» Task directions
Go through the records and copy each line where the word "atingeți" occurs.

» Dataset records
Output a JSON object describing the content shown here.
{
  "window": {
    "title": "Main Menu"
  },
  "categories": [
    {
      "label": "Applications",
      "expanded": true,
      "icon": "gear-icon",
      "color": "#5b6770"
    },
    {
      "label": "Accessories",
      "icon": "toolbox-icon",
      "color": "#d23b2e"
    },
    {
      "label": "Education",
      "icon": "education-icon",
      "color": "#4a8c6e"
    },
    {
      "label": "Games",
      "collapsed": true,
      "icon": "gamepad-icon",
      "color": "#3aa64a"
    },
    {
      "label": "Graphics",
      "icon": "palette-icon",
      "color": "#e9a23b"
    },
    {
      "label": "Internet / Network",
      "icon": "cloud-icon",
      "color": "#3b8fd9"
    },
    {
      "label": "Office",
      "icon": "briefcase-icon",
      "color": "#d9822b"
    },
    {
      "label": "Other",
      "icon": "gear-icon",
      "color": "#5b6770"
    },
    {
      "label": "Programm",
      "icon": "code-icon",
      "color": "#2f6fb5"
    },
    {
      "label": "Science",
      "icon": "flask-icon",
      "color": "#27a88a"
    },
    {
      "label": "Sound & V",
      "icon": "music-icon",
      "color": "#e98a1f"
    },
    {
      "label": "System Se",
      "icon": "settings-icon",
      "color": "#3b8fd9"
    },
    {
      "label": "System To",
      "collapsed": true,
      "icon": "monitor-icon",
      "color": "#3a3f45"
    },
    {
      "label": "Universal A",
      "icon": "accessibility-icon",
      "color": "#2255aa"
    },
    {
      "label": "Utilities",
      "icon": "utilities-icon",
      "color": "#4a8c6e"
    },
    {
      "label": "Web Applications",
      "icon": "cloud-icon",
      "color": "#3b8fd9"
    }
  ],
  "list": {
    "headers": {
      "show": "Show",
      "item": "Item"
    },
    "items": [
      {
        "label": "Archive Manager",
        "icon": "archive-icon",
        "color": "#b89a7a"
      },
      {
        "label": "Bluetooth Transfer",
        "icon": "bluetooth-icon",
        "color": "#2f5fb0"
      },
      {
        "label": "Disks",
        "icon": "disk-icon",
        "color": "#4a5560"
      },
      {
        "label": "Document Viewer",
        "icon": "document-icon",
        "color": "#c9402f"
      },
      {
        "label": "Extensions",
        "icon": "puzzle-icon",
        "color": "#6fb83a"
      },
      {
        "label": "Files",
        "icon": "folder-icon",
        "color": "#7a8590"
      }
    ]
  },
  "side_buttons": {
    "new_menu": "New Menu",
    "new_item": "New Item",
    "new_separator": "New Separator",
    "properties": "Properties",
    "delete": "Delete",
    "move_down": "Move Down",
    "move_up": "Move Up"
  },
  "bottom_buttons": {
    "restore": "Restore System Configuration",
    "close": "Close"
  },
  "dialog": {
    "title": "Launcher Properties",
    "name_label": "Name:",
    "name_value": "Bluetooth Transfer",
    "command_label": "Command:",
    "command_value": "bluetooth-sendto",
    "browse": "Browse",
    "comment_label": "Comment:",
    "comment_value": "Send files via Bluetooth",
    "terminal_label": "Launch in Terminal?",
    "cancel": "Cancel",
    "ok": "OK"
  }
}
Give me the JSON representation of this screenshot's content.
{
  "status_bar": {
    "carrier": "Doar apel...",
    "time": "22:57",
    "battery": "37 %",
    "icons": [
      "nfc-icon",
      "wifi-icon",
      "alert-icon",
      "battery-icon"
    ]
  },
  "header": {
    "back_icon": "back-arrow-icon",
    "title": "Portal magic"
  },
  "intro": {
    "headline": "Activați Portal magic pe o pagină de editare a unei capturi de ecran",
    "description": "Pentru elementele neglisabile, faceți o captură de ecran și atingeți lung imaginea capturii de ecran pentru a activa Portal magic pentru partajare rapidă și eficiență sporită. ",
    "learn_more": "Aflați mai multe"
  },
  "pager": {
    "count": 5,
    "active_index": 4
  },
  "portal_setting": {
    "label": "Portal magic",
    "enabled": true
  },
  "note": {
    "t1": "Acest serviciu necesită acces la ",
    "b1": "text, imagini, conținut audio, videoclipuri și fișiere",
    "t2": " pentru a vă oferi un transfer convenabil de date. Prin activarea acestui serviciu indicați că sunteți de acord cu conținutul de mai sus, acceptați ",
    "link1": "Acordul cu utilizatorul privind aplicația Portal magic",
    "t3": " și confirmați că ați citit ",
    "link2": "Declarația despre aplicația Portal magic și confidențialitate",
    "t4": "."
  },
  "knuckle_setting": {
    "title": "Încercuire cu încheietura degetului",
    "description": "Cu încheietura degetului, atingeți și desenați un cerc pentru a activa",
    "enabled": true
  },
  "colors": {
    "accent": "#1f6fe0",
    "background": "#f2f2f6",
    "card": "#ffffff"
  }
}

» Correct output
    "description": "Pentru elementele neglisabile, faceți o captură de ecran și atingeți lung imaginea capturii de ecran pentru a activa Portal magic pentru partajare rapidă și eficiență sporită. ",
    "description": "Cu încheietura degetului, atingeți și desenați un cerc pentru a activa",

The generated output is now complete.